--- BEGIN ENTRIES PROVIDED ---

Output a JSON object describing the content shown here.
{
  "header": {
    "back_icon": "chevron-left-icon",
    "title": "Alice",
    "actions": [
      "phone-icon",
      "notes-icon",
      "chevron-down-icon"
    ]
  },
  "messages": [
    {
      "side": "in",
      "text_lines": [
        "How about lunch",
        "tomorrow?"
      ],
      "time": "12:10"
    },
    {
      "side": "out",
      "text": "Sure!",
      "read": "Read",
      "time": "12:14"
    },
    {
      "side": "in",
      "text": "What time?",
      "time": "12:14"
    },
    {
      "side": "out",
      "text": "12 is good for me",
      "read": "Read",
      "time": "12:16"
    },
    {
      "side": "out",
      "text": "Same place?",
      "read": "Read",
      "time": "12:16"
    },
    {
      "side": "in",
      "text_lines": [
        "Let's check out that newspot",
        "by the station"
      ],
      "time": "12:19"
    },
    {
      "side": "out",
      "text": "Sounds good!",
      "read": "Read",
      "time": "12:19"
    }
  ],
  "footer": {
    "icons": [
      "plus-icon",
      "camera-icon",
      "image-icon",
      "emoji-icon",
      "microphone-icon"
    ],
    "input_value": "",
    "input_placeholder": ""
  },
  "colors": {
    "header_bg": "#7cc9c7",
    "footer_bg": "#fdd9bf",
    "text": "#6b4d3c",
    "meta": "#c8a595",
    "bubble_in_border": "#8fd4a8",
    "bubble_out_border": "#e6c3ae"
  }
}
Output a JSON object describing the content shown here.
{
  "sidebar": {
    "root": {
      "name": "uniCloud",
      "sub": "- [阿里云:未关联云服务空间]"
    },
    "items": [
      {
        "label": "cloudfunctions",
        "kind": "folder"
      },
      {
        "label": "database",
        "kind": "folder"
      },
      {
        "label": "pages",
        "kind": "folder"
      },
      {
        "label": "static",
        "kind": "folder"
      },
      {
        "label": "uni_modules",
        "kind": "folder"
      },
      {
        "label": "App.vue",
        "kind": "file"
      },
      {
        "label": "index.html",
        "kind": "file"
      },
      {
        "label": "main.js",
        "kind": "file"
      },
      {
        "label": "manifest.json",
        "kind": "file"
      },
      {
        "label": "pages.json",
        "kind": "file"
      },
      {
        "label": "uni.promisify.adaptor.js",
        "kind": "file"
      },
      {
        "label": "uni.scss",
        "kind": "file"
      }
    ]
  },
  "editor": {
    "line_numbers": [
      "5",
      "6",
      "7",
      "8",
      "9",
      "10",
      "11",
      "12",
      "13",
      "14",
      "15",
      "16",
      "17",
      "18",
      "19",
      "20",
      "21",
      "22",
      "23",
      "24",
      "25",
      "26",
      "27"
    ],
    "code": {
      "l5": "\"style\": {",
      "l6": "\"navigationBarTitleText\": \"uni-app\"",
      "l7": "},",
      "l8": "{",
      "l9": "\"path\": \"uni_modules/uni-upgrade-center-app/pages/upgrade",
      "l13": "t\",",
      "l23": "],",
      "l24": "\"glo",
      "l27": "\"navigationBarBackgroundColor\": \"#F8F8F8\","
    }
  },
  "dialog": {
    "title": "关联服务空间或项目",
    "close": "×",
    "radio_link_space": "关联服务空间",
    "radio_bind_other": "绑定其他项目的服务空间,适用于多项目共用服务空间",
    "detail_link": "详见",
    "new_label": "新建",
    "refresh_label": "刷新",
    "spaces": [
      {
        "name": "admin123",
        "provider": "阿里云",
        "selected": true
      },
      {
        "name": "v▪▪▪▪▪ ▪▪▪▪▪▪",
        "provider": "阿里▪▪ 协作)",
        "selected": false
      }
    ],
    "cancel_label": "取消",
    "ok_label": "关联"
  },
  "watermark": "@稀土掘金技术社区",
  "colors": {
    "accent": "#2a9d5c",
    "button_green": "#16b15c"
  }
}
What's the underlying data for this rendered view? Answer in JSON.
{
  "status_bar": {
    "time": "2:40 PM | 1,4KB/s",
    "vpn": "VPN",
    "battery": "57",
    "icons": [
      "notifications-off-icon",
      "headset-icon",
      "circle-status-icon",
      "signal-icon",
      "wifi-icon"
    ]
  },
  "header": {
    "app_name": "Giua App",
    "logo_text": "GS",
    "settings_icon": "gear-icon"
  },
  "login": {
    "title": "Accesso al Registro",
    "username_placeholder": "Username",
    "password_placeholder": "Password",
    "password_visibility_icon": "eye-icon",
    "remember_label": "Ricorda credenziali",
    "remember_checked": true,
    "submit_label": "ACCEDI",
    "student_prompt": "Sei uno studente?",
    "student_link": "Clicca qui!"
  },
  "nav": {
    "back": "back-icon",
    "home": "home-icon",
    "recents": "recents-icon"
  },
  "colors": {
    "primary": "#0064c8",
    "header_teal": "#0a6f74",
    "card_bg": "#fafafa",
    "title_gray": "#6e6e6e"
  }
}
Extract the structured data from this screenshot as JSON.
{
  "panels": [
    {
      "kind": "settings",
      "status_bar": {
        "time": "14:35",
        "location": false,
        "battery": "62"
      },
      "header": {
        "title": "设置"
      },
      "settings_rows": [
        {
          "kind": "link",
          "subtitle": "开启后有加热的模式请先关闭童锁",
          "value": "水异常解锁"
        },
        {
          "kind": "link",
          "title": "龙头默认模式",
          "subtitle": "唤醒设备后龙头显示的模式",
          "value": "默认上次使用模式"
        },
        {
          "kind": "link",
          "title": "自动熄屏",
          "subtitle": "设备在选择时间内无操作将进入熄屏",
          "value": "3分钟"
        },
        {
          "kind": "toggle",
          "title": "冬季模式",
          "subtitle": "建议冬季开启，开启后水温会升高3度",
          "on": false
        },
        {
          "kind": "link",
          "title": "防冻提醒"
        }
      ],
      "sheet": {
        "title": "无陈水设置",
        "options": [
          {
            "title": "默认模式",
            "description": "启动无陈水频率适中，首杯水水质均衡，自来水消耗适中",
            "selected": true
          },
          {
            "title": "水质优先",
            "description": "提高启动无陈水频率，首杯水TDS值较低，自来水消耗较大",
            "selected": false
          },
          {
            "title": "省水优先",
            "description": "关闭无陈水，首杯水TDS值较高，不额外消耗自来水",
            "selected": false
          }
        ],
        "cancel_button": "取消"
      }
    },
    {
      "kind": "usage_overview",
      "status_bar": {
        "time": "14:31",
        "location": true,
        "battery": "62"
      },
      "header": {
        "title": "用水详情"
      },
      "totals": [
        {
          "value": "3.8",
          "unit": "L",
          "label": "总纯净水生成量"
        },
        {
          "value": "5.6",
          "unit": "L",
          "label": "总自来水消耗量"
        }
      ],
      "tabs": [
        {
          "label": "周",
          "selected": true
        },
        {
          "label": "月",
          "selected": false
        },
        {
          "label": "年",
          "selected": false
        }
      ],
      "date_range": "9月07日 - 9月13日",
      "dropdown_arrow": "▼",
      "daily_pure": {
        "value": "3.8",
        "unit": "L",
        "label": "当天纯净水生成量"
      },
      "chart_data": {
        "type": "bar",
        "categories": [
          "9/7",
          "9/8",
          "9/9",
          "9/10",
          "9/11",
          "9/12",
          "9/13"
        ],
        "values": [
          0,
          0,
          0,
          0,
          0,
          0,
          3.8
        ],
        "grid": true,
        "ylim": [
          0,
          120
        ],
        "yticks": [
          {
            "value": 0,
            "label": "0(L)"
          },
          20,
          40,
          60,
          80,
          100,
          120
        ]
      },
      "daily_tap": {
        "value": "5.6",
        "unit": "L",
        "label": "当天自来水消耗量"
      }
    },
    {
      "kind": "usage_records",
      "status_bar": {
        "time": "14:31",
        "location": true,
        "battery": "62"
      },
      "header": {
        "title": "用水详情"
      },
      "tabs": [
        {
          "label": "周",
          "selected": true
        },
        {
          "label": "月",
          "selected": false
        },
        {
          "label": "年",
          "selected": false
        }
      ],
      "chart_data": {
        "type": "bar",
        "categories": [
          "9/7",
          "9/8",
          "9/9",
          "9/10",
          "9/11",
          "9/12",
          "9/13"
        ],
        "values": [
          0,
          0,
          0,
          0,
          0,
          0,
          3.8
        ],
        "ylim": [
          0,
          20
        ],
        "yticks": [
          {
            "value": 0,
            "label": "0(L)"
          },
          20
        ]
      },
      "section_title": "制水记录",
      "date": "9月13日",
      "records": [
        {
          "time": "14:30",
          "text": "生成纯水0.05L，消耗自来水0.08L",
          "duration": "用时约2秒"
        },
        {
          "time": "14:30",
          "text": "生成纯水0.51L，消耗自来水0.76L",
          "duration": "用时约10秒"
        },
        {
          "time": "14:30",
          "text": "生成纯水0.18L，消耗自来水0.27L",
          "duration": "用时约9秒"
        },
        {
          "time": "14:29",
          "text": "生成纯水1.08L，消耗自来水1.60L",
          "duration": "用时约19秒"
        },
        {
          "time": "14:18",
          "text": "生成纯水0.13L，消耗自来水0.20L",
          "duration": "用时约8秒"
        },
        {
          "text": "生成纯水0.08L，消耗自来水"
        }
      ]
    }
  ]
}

--- END ENTRIES PROVIDED ---

◆ JOB
Make a copy of each line that contains the string "subtitle".

◆ EXERCISE RESPONSE
          "subtitle": "开启后有加热的模式请先关闭童锁",
          "subtitle": "唤醒设备后龙头显示的模式",
          "subtitle": "设备在选择时间内无操作将进入熄屏",
          "subtitle": "建议冬季开启，开启后水温会升高3度",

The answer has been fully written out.